REQUEST. Restate the entries word for word, omitting nothing.

start GIVEN RECORDS

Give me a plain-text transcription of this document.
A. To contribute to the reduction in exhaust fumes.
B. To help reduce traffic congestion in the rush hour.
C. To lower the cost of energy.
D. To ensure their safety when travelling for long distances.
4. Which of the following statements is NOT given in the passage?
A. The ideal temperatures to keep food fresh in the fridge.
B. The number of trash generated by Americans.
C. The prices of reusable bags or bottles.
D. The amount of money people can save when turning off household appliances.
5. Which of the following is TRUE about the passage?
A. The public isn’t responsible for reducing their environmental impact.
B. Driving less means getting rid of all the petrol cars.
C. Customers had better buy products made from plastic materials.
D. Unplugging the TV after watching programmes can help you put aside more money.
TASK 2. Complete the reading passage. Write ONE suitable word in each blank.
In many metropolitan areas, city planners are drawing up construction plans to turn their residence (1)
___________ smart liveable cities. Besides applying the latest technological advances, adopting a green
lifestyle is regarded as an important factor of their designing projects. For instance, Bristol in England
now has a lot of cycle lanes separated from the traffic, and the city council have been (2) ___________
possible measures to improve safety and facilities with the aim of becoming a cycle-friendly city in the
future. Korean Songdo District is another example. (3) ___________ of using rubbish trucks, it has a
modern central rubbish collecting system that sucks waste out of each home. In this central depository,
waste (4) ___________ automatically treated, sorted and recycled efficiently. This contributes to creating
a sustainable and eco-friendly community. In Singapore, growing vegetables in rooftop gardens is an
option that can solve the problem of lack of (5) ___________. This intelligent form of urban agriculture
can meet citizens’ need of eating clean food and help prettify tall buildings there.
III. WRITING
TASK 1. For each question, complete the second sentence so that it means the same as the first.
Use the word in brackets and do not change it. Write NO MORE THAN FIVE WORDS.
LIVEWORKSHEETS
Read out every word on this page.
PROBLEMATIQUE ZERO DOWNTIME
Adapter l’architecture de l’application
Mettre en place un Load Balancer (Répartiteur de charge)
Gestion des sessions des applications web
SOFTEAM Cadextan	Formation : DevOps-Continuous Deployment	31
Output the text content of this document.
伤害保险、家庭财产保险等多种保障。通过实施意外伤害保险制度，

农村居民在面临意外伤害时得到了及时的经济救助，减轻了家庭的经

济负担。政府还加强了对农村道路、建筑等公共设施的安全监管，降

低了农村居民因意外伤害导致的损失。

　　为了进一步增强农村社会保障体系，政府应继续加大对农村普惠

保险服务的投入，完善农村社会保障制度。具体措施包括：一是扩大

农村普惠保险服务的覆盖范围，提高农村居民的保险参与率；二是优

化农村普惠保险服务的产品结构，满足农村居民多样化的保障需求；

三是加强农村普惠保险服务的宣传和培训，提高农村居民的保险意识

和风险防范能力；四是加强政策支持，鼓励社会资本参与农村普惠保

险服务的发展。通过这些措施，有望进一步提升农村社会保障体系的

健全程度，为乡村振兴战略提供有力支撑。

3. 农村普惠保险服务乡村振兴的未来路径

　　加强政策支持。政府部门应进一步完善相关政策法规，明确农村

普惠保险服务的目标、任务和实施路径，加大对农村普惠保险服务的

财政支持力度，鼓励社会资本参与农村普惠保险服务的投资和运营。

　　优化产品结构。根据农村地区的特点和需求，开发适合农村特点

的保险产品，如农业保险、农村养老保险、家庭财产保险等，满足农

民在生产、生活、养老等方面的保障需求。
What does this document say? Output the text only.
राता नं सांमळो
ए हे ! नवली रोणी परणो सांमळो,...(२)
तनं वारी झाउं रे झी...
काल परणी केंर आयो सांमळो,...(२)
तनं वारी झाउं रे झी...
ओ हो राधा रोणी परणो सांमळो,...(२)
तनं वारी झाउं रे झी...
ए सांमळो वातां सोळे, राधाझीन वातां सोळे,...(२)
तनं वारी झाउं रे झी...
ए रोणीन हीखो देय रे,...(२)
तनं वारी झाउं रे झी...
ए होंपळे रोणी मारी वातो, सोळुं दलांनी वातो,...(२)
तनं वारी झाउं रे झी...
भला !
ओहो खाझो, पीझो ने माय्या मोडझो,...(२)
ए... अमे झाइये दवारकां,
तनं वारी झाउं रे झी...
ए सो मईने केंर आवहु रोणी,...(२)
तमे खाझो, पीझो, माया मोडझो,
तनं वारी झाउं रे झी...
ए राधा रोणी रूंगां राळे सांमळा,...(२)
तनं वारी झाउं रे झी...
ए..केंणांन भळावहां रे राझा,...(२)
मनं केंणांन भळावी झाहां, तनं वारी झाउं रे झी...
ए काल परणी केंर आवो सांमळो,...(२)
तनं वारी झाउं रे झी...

end GIVEN RECORDS

THE REPLY.
Give me a plain-text transcription of this document.
A. To contribute to the reduction in exhaust fumes.
B. To help reduce traffic congestion in the rush hour.
C. To lower the cost of energy.
D. To ensure their safety when travelling for long distances.
4. Which of the following statements is NOT given in the passage?
A. The ideal temperatures to keep food fresh in the fridge.
B. The number of trash generated by Americans.
C. The prices of reusable bags or bottles.
D. The amount of money people can save when turning off household appliances.
5. Which of the following is TRUE about the passage?
A. The public isn’t responsible for reducing their environmental impact.
B. Driving less means getting rid of all the petrol cars.
C. Customers had better buy products made from plastic materials.
D. Unplugging the TV after watching programmes can help you put aside more money.
TASK 2. Complete the reading passage. Write ONE suitable word in each blank.
In many metropolitan areas, city planners are drawing up construction plans to turn their residence (1)
___________ smart liveable cities. Besides applying the latest technological advances, adopting a green
lifestyle is regarded as an important factor of their designing projects. For instance, Bristol in England
now has a lot of cycle lanes separated from the traffic, and the city council have been (2) ___________
possible measures to improve safety and facilities with the aim of becoming a cycle-friendly city in the
future. Korean Songdo District is another example. (3) ___________ of using rubbish trucks, it has a
modern central rubbish collecting system that sucks waste out of each home. In this central depository,
waste (4) ___________ automatically treated, sorted and recycled efficiently. This contributes to creating
a sustainable and eco-friendly community. In Singapore, growing vegetables in rooftop gardens is an
option that can solve the problem of lack of (5) ___________. This intelligent form of urban agriculture
can meet citizens’ need of eating clean food and help prettify tall buildings there.
III. WRITING
TASK 1. For each question, complete the second sentence so that it means the same as the first.
Use the word in brackets and do not change it. Write NO MORE THAN FIVE WORDS.
LIVEWORKSHEETS
Read out every word on this page.
PROBLEMATIQUE ZERO DOWNTIME
Adapter l’architecture de l’application
Mettre en place un Load Balancer (Répartiteur de charge)
Gestion des sessions des applications web
SOFTEAM Cadextan	Formation : DevOps-Continuous Deployment	31
Output the text content of this document.
伤害保险、家庭财产保险等多种保障。通过实施意外伤害保险制度，

农村居民在面临意外伤害时得到了及时的经济救助，减轻了家庭的经

济负担。政府还加强了对农村道路、建筑等公共设施的安全监管，降

低了农村居民因意外伤害导致的损失。

　　为了进一步增强农村社会保障体系，政府应继续加大对农村普惠

保险服务的投入，完善农村社会保障制度。具体措施包括：一是扩大

农村普惠保险服务的覆盖范围，提高农村居民的保险参与率；二是优

化农村普惠保险服务的产品结构，满足农村居民多样化的保障需求；

三是加强农村普惠保险服务的宣传和培训，提高农村居民的保险意识

和风险防范能力；四是加强政策支持，鼓励社会资本参与农村普惠保

险服务的发展。通过这些措施，有望进一步提升农村社会保障体系的

健全程度，为乡村振兴战略提供有力支撑。

3. 农村普惠保险服务乡村振兴的未来路径

　　加强政策支持。政府部门应进一步完善相关政策法规，明确农村

普惠保险服务的目标、任务和实施路径，加大对农村普惠保险服务的

财政支持力度，鼓励社会资本参与农村普惠保险服务的投资和运营。

　　优化产品结构。根据农村地区的特点和需求，开发适合农村特点

的保险产品，如农业保险、农村养老保险、家庭财产保险等，满足农

民在生产、生活、养老等方面的保障需求。
What does this document say? Output the text only.
राता नं सांमळो
ए हे ! नवली रोणी परणो सांमळो,...(२)
तनं वारी झाउं रे झी...
काल परणी केंर आयो सांमळो,...(२)
तनं वारी झाउं रे झी...
ओ हो राधा रोणी परणो सांमळो,...(२)
तनं वारी झाउं रे झी...
ए सांमळो वातां सोळे, राधाझीन वातां सोळे,...(२)
तनं वारी झाउं रे झी...
ए रोणीन हीखो देय रे,...(२)
तनं वारी झाउं रे झी...
ए होंपळे रोणी मारी वातो, सोळुं दलांनी वातो,...(२)
तनं वारी झाउं रे झी...
भला !
ओहो खाझो, पीझो ने माय्या मोडझो,...(२)
ए... अमे झाइये दवारकां,
तनं वारी झाउं रे झी...
ए सो मईने केंर आवहु रोणी,...(२)
तमे खाझो, पीझो, माया मोडझो,
तनं वारी झाउं रे झी...
ए राधा रोणी रूंगां राळे सांमळा,...(२)
तनं वारी झाउं रे झी...
ए..केंणांन भळावहां रे राझा,...(२)
मनं केंणांन भळावी झाहां, तनं वारी झाउं रे झी...
ए काल परणी केंर आवो सांमळो,...(२)
तनं वारी झाउं रे झी...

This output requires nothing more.